REQUIREMENT |
Give the number of lines that include the string "icon", nothing more.

Data items
## START

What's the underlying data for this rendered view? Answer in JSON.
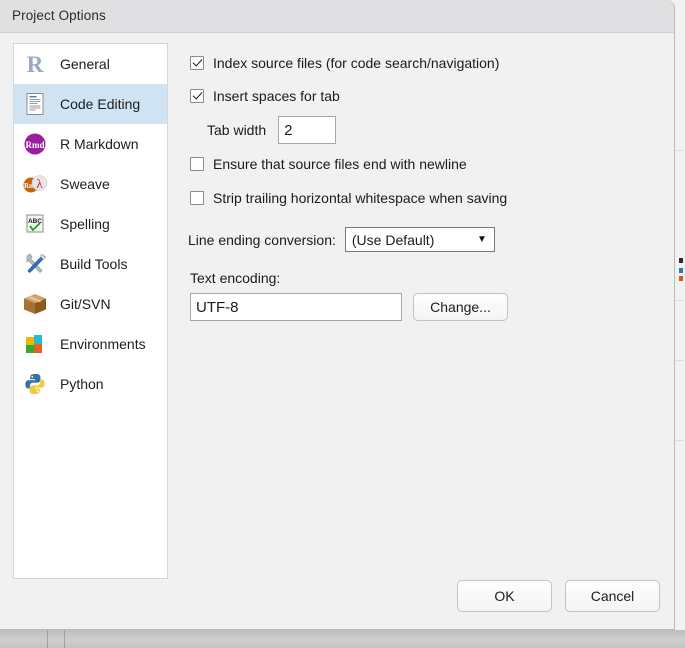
{
  "window": {
    "title": "Project Options"
  },
  "sidebar": {
    "items": [
      {
        "label": "General",
        "icon": "r-logo-icon",
        "selected": false
      },
      {
        "label": "Code Editing",
        "icon": "document-icon",
        "selected": true
      },
      {
        "label": "R Markdown",
        "icon": "rmd-icon",
        "selected": false
      },
      {
        "label": "Sweave",
        "icon": "rnw-pdf-icon",
        "selected": false
      },
      {
        "label": "Spelling",
        "icon": "abc-check-icon",
        "selected": false
      },
      {
        "label": "Build Tools",
        "icon": "wrench-screwdriver-icon",
        "selected": false
      },
      {
        "label": "Git/SVN",
        "icon": "package-box-icon",
        "selected": false
      },
      {
        "label": "Environments",
        "icon": "color-blocks-icon",
        "selected": false
      },
      {
        "label": "Python",
        "icon": "python-icon",
        "selected": false
      }
    ]
  },
  "options": {
    "index_source_files": {
      "label": "Index source files (for code search/navigation)",
      "checked": true
    },
    "insert_spaces": {
      "label": "Insert spaces for tab",
      "checked": true
    },
    "tab_width": {
      "label": "Tab width",
      "value": "2"
    },
    "ensure_newline": {
      "label": "Ensure that source files end with newline",
      "checked": false
    },
    "strip_trailing": {
      "label": "Strip trailing horizontal whitespace when saving",
      "checked": false
    },
    "line_ending": {
      "label": "Line ending conversion:",
      "value": "(Use Default)",
      "arrow": "▼"
    },
    "text_encoding": {
      "label": "Text encoding:",
      "value": "UTF-8",
      "change_button": "Change..."
    }
  },
  "buttons": {
    "ok": "OK",
    "cancel": "Cancel"
  },
  "colors": {
    "selection": "#cfe3f3",
    "titlebar": "#e0e0e3",
    "dialog_bg": "#f1f1f1"
  }
}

## END

SOLUTION FOR THIS TASK |
9